>>>>>

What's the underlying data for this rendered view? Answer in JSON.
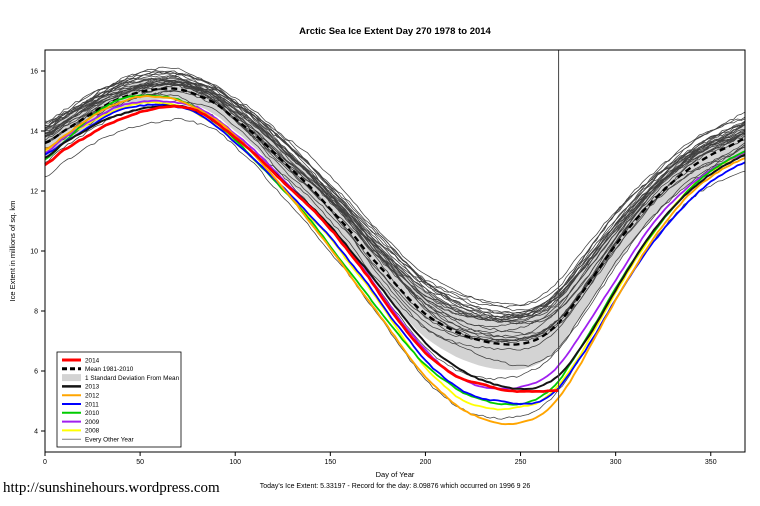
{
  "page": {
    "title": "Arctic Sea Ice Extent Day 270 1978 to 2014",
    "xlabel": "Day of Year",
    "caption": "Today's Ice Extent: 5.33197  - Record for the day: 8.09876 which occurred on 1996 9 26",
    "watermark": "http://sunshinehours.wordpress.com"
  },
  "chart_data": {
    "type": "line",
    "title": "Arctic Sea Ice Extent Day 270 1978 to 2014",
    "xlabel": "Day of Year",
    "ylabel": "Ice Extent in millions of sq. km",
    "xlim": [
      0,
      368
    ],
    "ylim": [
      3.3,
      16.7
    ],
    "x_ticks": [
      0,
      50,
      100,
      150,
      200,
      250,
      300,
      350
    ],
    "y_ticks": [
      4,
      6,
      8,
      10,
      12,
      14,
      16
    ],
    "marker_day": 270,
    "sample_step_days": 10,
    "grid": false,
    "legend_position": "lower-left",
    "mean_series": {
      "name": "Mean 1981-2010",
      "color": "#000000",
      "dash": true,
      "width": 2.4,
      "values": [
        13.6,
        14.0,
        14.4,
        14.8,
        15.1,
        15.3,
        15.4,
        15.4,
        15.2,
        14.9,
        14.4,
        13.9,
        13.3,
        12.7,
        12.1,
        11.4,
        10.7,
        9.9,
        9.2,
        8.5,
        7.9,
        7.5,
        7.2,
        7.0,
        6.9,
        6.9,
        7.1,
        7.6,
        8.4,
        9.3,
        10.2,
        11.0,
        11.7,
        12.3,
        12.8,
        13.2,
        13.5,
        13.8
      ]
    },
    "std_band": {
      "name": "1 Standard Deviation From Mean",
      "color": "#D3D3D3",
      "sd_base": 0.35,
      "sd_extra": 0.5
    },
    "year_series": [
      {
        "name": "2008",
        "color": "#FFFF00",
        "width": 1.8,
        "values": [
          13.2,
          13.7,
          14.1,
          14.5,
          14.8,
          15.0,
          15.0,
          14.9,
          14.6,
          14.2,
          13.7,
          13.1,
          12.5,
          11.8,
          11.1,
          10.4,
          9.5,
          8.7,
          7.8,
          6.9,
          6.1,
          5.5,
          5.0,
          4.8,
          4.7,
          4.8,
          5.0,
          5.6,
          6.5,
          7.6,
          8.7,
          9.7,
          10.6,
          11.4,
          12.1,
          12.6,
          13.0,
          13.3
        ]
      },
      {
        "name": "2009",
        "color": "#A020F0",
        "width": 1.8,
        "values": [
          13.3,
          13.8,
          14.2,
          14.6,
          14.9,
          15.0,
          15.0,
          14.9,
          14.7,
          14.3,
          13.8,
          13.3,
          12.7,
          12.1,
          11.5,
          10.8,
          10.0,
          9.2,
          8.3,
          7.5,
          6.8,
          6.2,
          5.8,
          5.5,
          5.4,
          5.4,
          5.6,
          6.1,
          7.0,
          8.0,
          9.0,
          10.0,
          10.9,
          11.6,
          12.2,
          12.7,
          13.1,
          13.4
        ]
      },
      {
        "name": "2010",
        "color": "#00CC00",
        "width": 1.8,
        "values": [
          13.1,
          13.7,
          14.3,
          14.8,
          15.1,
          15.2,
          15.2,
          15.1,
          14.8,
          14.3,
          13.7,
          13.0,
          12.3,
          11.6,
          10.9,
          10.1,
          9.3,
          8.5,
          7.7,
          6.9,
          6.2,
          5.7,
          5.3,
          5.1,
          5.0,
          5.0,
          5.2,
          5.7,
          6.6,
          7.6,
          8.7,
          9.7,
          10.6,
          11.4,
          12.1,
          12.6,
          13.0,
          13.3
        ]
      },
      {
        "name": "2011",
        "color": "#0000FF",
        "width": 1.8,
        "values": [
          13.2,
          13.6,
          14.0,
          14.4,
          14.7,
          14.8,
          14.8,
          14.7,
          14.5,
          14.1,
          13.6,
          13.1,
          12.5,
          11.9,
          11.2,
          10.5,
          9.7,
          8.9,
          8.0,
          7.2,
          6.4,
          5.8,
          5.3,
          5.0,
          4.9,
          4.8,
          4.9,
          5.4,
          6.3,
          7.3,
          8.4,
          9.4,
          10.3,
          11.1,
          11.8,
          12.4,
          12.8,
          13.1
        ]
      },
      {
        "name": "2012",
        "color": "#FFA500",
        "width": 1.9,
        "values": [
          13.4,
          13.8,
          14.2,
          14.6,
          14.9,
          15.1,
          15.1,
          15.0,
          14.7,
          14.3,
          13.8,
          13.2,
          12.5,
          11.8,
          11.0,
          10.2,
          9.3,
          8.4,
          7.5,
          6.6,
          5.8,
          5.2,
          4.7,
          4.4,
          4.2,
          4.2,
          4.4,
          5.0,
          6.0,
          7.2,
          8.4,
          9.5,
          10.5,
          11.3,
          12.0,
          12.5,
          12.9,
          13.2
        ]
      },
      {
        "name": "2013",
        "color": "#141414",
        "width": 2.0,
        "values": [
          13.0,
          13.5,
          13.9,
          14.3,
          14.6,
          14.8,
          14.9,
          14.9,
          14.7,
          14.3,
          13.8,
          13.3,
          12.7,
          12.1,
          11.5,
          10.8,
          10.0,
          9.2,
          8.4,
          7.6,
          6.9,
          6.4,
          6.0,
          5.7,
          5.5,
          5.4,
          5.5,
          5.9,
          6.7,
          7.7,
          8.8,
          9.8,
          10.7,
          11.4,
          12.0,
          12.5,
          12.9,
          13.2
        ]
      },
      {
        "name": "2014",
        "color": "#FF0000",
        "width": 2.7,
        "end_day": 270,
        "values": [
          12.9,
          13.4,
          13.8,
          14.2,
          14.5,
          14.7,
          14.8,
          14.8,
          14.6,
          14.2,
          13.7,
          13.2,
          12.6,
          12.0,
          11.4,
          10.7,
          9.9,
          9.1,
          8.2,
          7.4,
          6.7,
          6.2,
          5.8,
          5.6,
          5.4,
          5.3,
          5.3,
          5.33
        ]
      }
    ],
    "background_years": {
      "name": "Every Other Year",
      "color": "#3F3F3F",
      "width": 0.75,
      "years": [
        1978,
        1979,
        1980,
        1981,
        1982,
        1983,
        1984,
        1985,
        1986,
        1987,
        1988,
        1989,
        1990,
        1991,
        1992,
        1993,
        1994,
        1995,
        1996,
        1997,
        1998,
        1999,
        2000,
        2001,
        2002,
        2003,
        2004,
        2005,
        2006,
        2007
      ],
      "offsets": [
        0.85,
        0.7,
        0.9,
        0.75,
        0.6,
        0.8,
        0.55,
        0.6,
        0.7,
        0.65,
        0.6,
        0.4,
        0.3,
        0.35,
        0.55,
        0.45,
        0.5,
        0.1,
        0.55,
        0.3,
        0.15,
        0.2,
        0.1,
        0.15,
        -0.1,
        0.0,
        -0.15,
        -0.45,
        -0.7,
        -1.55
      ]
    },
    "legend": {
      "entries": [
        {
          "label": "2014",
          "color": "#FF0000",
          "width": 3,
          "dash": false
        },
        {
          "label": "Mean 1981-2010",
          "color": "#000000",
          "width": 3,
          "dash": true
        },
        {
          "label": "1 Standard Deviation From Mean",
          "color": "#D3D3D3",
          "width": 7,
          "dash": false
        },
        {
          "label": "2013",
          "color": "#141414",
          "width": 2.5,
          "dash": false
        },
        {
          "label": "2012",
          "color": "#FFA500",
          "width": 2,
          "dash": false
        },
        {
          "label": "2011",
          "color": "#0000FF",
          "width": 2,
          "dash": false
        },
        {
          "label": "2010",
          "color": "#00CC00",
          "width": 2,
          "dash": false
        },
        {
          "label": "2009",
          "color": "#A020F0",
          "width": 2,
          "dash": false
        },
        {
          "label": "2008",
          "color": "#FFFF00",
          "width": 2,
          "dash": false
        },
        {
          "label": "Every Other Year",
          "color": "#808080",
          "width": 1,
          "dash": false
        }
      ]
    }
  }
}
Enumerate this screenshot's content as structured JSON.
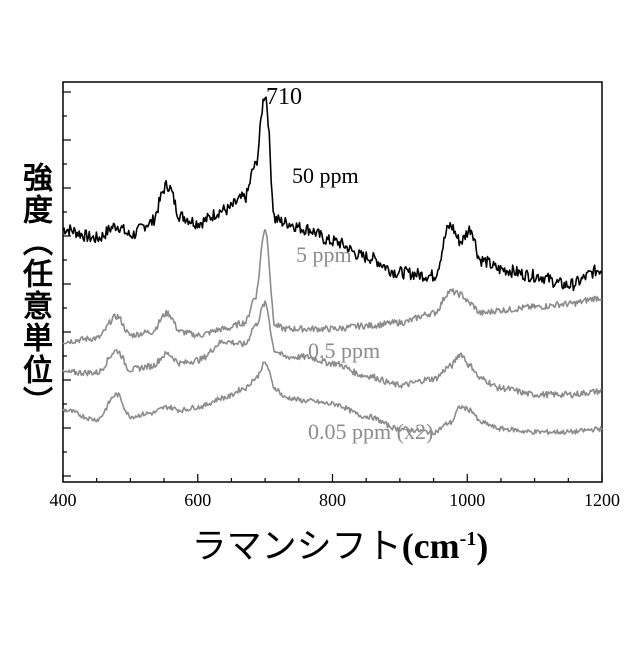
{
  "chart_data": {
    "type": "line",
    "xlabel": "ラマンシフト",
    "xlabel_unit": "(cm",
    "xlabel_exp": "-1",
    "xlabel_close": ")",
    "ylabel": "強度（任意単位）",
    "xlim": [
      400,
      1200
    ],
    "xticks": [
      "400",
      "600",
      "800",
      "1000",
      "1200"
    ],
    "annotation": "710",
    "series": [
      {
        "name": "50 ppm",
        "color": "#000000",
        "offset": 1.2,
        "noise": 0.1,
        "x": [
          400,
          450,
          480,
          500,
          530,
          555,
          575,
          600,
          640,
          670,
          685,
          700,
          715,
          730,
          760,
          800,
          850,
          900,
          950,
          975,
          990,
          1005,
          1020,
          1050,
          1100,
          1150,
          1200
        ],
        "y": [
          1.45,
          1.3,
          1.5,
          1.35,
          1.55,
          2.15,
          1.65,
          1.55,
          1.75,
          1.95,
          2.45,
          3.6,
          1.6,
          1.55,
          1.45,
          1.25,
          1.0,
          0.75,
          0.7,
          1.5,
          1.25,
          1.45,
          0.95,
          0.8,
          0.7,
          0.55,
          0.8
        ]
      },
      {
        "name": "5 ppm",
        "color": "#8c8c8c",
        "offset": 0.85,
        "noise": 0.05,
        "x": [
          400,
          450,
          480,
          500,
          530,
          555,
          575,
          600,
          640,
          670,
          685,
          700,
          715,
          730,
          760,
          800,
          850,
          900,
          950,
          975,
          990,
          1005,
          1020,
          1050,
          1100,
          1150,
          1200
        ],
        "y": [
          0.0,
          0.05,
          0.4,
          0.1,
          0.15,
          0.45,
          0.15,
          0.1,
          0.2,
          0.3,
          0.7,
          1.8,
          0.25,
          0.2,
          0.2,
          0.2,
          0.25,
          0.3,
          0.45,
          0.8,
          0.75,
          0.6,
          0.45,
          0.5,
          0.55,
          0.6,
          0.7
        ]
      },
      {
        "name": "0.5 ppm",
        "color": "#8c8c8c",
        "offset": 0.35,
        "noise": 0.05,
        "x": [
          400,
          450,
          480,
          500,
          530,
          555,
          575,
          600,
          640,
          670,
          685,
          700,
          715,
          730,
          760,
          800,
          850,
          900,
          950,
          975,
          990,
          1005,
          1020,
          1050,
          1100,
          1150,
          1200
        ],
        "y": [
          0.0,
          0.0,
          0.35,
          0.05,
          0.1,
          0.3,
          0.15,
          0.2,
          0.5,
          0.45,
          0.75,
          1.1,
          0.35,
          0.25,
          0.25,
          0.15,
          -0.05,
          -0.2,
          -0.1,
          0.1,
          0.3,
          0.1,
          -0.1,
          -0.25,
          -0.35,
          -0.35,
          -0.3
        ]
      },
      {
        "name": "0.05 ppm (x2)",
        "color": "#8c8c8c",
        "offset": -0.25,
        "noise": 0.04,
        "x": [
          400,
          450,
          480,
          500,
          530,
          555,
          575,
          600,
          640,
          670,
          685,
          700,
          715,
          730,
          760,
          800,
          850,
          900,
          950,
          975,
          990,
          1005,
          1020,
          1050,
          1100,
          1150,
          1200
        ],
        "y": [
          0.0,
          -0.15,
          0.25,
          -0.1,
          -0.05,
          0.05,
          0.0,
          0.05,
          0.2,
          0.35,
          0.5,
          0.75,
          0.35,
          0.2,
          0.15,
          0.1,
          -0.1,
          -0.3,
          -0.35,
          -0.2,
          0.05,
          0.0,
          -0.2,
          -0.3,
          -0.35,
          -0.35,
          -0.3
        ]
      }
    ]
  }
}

<<<<<

__What to do__: Sift through the entries and copy every line with "Standard".

__Result__:
      "name": "1 Standard Deviation From Mean",
          "label": "1 Standard Deviation From Mean",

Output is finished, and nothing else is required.